[Supplied material]
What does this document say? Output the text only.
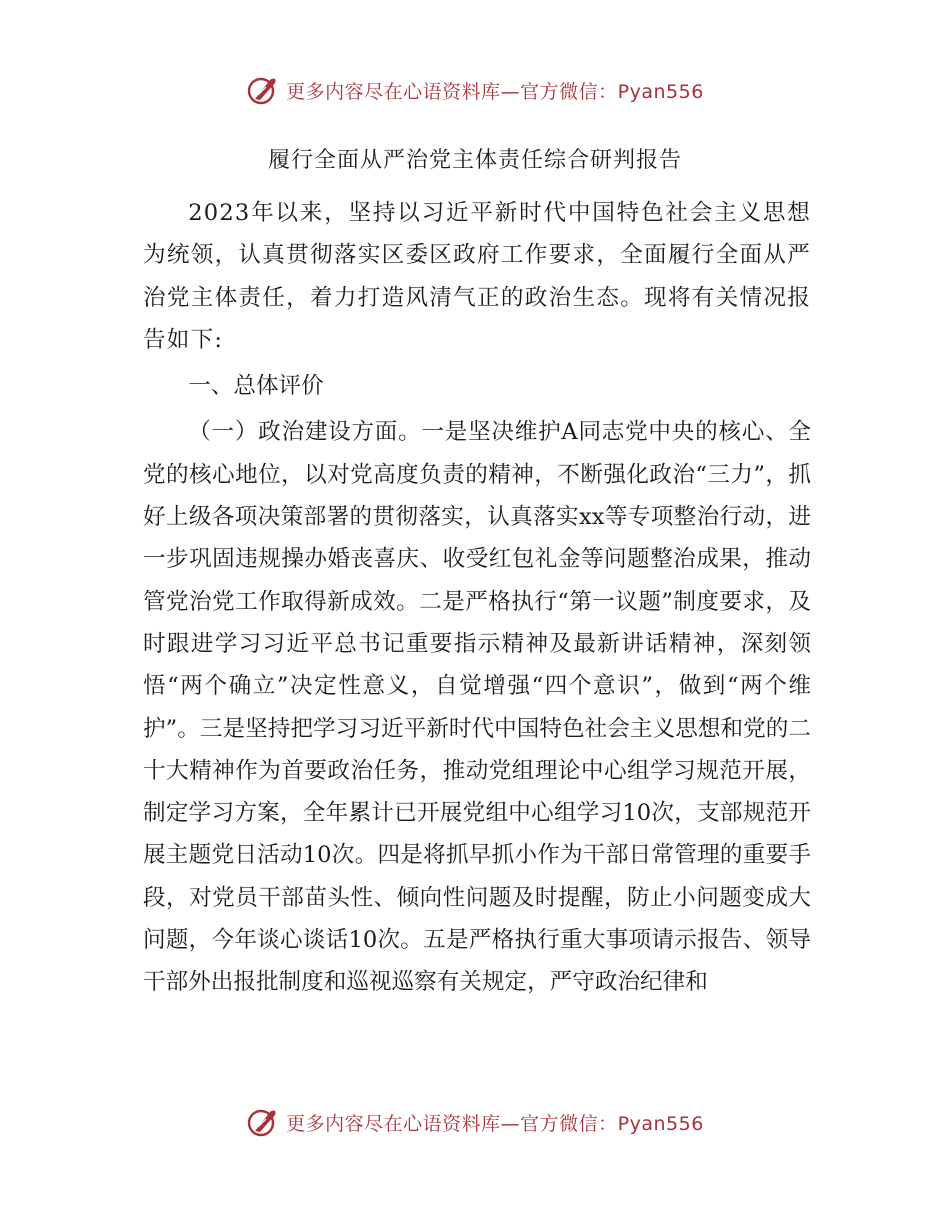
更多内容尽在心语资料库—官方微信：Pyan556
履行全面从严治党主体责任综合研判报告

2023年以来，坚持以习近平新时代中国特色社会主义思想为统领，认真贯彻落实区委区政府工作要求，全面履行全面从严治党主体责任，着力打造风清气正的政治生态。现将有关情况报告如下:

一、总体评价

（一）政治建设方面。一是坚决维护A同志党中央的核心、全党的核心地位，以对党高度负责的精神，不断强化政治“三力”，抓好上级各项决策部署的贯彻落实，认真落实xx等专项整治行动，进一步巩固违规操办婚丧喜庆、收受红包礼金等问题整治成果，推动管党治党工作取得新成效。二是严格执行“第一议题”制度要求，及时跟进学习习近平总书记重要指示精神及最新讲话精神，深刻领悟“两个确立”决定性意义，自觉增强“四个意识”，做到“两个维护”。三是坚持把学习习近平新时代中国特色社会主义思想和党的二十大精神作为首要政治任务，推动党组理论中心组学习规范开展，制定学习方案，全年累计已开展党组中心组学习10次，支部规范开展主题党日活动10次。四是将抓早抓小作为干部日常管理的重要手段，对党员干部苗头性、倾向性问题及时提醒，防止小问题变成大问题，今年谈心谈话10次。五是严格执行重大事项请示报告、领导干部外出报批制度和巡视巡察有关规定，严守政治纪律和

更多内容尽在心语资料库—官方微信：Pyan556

...

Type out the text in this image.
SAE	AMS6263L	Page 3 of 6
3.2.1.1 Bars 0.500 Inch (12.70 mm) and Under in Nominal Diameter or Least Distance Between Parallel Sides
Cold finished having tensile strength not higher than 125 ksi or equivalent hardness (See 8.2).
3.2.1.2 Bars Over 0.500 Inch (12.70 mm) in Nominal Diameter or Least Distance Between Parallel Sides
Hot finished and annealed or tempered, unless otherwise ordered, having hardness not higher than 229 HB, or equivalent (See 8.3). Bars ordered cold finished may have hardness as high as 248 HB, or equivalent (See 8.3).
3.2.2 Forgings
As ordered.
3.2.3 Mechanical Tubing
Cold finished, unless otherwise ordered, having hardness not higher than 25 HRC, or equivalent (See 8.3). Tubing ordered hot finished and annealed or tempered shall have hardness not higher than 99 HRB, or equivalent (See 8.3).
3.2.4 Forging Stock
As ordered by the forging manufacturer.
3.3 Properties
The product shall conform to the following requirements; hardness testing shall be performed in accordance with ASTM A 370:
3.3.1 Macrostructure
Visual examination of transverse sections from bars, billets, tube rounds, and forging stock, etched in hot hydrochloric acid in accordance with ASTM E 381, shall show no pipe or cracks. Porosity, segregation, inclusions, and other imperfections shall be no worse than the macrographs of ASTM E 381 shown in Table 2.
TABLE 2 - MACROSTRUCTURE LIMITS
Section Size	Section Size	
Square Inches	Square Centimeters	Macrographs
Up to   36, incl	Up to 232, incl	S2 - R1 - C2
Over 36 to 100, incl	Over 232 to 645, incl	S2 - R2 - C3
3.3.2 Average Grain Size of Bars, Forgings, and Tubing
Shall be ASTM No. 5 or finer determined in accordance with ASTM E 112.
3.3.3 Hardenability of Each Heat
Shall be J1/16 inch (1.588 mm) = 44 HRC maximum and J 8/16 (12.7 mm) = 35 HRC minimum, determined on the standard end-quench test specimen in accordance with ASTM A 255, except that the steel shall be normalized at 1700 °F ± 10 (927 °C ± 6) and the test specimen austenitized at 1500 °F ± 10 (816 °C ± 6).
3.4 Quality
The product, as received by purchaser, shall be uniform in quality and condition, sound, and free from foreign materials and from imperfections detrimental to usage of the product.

[What you should do] Look above for lines with the word "than" and copy them all.

[Solution]
Cold finished having tensile strength not higher than 125 ksi or equivalent hardness (See 8.2).
Hot finished and annealed or tempered, unless otherwise ordered, having hardness not higher than 229 HB, or equivalent (See 8.3). Bars ordered cold finished may have hardness as high as 248 HB, or equivalent (See 8.3).
Cold finished, unless otherwise ordered, having hardness not higher than 25 HRC, or equivalent (See 8.3). Tubing ordered hot finished and annealed or tempered shall have hardness not higher than 99 HRB, or equivalent (See 8.3).
Visual examination of transverse sections from bars, billets, tube rounds, and forging stock, etched in hot hydrochloric acid in accordance with ASTM E 381, shall show no pipe or cracks. Porosity, segregation, inclusions, and other imperfections shall be no worse than the macrographs of ASTM E 381 shown in Table 2.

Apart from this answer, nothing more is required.